Problems:
1. Using the passage on open sets, answer each question on its own line, labeled (a), (b), (c).
(a) What property of $\mathbb{R}$ does the passage credit with allowing the covering by disjoint open intervals?
(b) What does the passage point to in order to establish countability?
(c) According to the passage, where is the devil?
2. Carry on the passage on open sets, picking up right after its final sentence.

Selected extract:
"""
Dear Christian: Very nice answer! +1! –  Pierre-Yves Gaillard Jan 24 '12 at 18:10

I'll try and shed some light as to why we can cover every open set in $\mathbb{R}$ as a countable number of disjoint open intervals (Take uncountably many disjoint points as an example for why it can't be every set), and why this wouldn't extend to $\mathbb{C}$. What allows us to achieve such a covering is the fact that $\mathbb{R}$ is a complete ordered field, which leads us to the fact that all connected open sets in $\mathbb{R}$ are some form of intervals. We simply cover each connected component of our open set with the appropriate maximal interval, check that they are disjoint, and point at the rationals to establish countability.

However, we don't have a coherent order on $\mathbb{C}$ that agrees with the ordering on $\mathbb{R}$ and the standard metric on $\mathbb{C}$, meaning we can't characterize the connected sets on $\mathbb{C}$ nearly as easily. The devil is in the pairwise disjointness of our prescribed covering - try and think of a set that you think won't work geometrically, look at its connected components, and derive a contradiction. Remember, a countable union of open sets is open.
"""
Source excerpt:
"""
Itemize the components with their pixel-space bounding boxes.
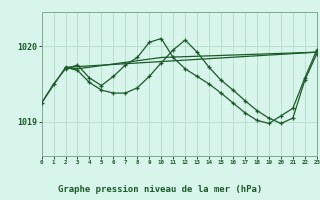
Text: Graphe pression niveau de la mer (hPa): Graphe pression niveau de la mer (hPa): [58, 185, 262, 194]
"""
Results in order:
1.
(a) The fact that $\mathbb{R}$ is a complete ordered field.
(b) The rationals.
(c) In the pairwise disjointness of the prescribed covering.

2.
As for part 1, try and decode what you mean by the "$\epsilon$-property" and translate it to $\mathbb{C}$, or perhaps a more general Euclidean space at first. (A big hint would be to try and consider what the open sets of radius $\epsilon$ are in $\mathbb{C}$.) Try and look past your doubt! Explore as many ideas as you can, and always try and stretch the limits of techniques and concepts you understand to their maximum capacity, in order to adapt them to new situations or see where they break down. A full examination into why the natural ideas don't work can be more initially illuminating than trying to find a correct approach immediately.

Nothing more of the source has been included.